Take every line from the material that has the word "data" in it.

_Task inputs_:
----------

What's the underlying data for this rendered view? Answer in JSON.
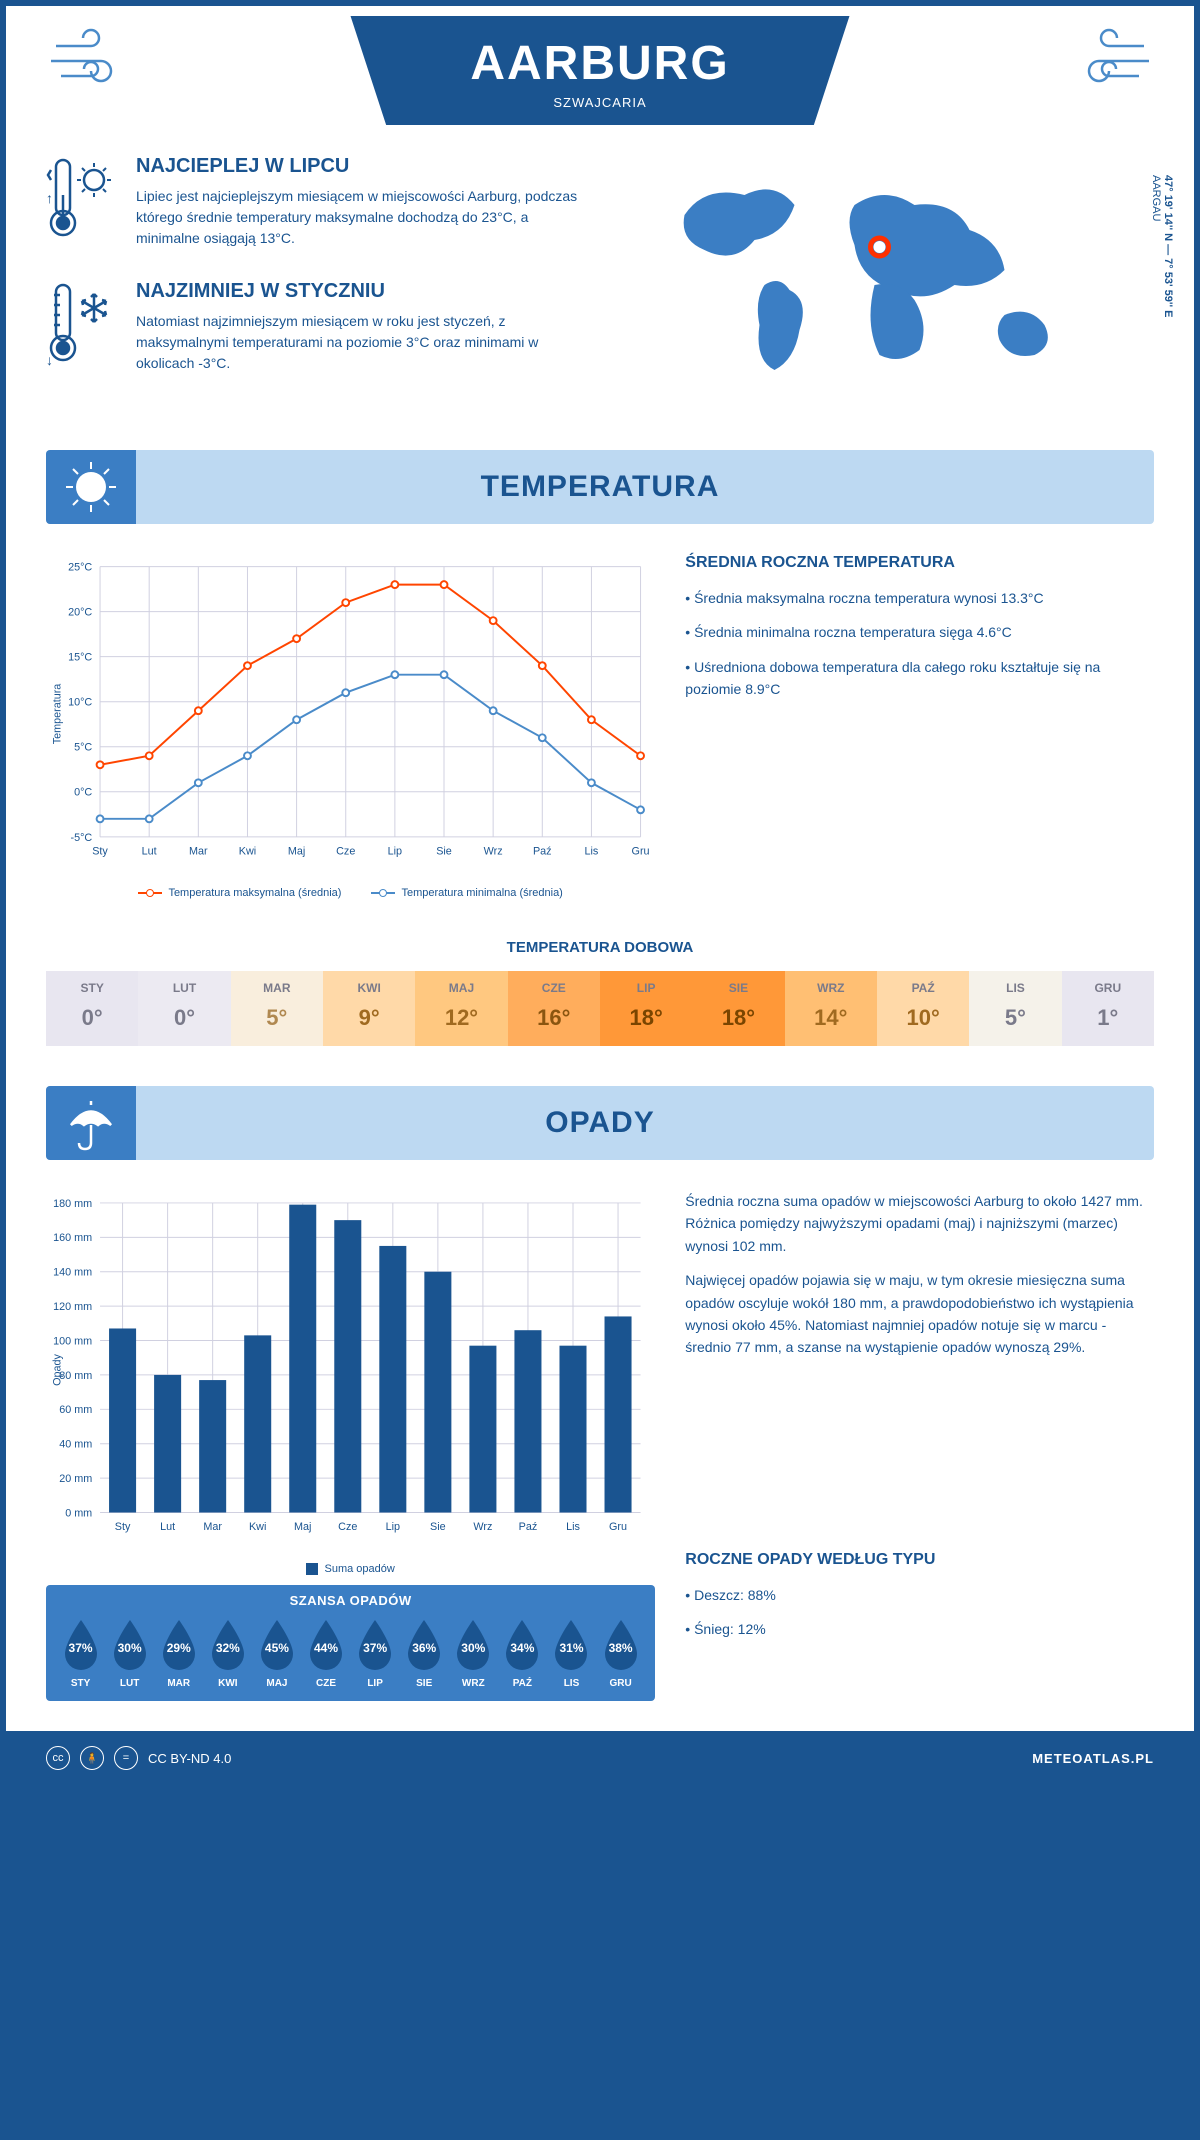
{
  "header": {
    "city": "AARBURG",
    "country": "SZWAJCARIA"
  },
  "coords": {
    "text": "47° 19' 14'' N — 7° 53' 59'' E",
    "region": "AARGAU"
  },
  "facts": {
    "hot": {
      "title": "NAJCIEPLEJ W LIPCU",
      "body": "Lipiec jest najcieplejszym miesiącem w miejscowości Aarburg, podczas którego średnie temperatury maksymalne dochodzą do 23°C, a minimalne osiągają 13°C."
    },
    "cold": {
      "title": "NAJZIMNIEJ W STYCZNIU",
      "body": "Natomiast najzimniejszym miesiącem w roku jest styczeń, z maksymalnymi temperaturami na poziomie 3°C oraz minimami w okolicach -3°C."
    }
  },
  "temperature": {
    "section_title": "TEMPERATURA",
    "annual_title": "ŚREDNIA ROCZNA TEMPERATURA",
    "bullets": [
      "• Średnia maksymalna roczna temperatura wynosi 13.3°C",
      "• Średnia minimalna roczna temperatura sięga 4.6°C",
      "• Uśredniona dobowa temperatura dla całego roku kształtuje się na poziomie 8.9°C"
    ],
    "chart": {
      "months": [
        "Sty",
        "Lut",
        "Mar",
        "Kwi",
        "Maj",
        "Cze",
        "Lip",
        "Sie",
        "Wrz",
        "Paź",
        "Lis",
        "Gru"
      ],
      "max_series": [
        3,
        4,
        9,
        14,
        17,
        21,
        23,
        23,
        19,
        14,
        8,
        4
      ],
      "min_series": [
        -3,
        -3,
        1,
        4,
        8,
        11,
        13,
        13,
        9,
        6,
        1,
        -2
      ],
      "max_color": "#ff4500",
      "min_color": "#4a8bc9",
      "ylabel": "Temperatura",
      "ylim": [
        -5,
        25
      ],
      "ytick_step": 5,
      "grid_color": "#d0d0e0",
      "legend_max": "Temperatura maksymalna (średnia)",
      "legend_min": "Temperatura minimalna (średnia)"
    },
    "daily_title": "TEMPERATURA DOBOWA",
    "daily": {
      "months": [
        "STY",
        "LUT",
        "MAR",
        "KWI",
        "MAJ",
        "CZE",
        "LIP",
        "SIE",
        "WRZ",
        "PAŹ",
        "LIS",
        "GRU"
      ],
      "values": [
        "0°",
        "0°",
        "5°",
        "9°",
        "12°",
        "16°",
        "18°",
        "18°",
        "14°",
        "10°",
        "5°",
        "1°"
      ],
      "colors": [
        "#e8e6f0",
        "#eceaf2",
        "#f9eedd",
        "#ffd9a8",
        "#ffc880",
        "#ffad5c",
        "#ff9838",
        "#ff9838",
        "#ffbf73",
        "#ffd9a8",
        "#f5f2ea",
        "#e8e6f0"
      ],
      "text_colors": [
        "#7a7a8a",
        "#7a7a8a",
        "#b08850",
        "#a06a20",
        "#a06a20",
        "#8a5510",
        "#7a4500",
        "#7a4500",
        "#a06a20",
        "#a06a20",
        "#7a7a8a",
        "#7a7a8a"
      ]
    }
  },
  "precipitation": {
    "section_title": "OPADY",
    "para1": "Średnia roczna suma opadów w miejscowości Aarburg to około 1427 mm. Różnica pomiędzy najwyższymi opadami (maj) i najniższymi (marzec) wynosi 102 mm.",
    "para2": "Najwięcej opadów pojawia się w maju, w tym okresie miesięczna suma opadów oscyluje wokół 180 mm, a prawdopodobieństwo ich wystąpienia wynosi około 45%. Natomiast najmniej opadów notuje się w marcu - średnio 77 mm, a szanse na wystąpienie opadów wynoszą 29%.",
    "chart": {
      "months": [
        "Sty",
        "Lut",
        "Mar",
        "Kwi",
        "Maj",
        "Cze",
        "Lip",
        "Sie",
        "Wrz",
        "Paź",
        "Lis",
        "Gru"
      ],
      "values": [
        107,
        80,
        77,
        103,
        179,
        170,
        155,
        140,
        97,
        106,
        97,
        114
      ],
      "bar_color": "#1a5490",
      "ylabel": "Opady",
      "ylim": [
        0,
        180
      ],
      "ytick_step": 20,
      "grid_color": "#d0d0e0",
      "legend": "Suma opadów"
    },
    "chance_title": "SZANSA OPADÓW",
    "chance": {
      "months": [
        "STY",
        "LUT",
        "MAR",
        "KWI",
        "MAJ",
        "CZE",
        "LIP",
        "SIE",
        "WRZ",
        "PAŹ",
        "LIS",
        "GRU"
      ],
      "pct": [
        "37%",
        "30%",
        "29%",
        "32%",
        "45%",
        "44%",
        "37%",
        "36%",
        "30%",
        "34%",
        "31%",
        "38%"
      ],
      "drop_color": "#1a5490"
    },
    "type_title": "ROCZNE OPADY WEDŁUG TYPU",
    "type_lines": [
      "• Deszcz: 88%",
      "• Śnieg: 12%"
    ]
  },
  "footer": {
    "license": "CC BY-ND 4.0",
    "site": "METEOATLAS.PL"
  }
}
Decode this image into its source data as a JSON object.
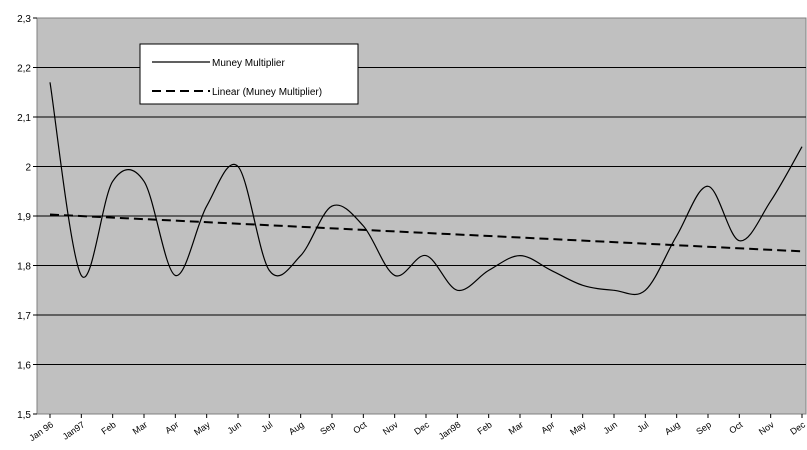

----------

_Reply_:
What's the underlying data for this rendered view? Answer in JSON.
Decode this image into its source data as a JSON object.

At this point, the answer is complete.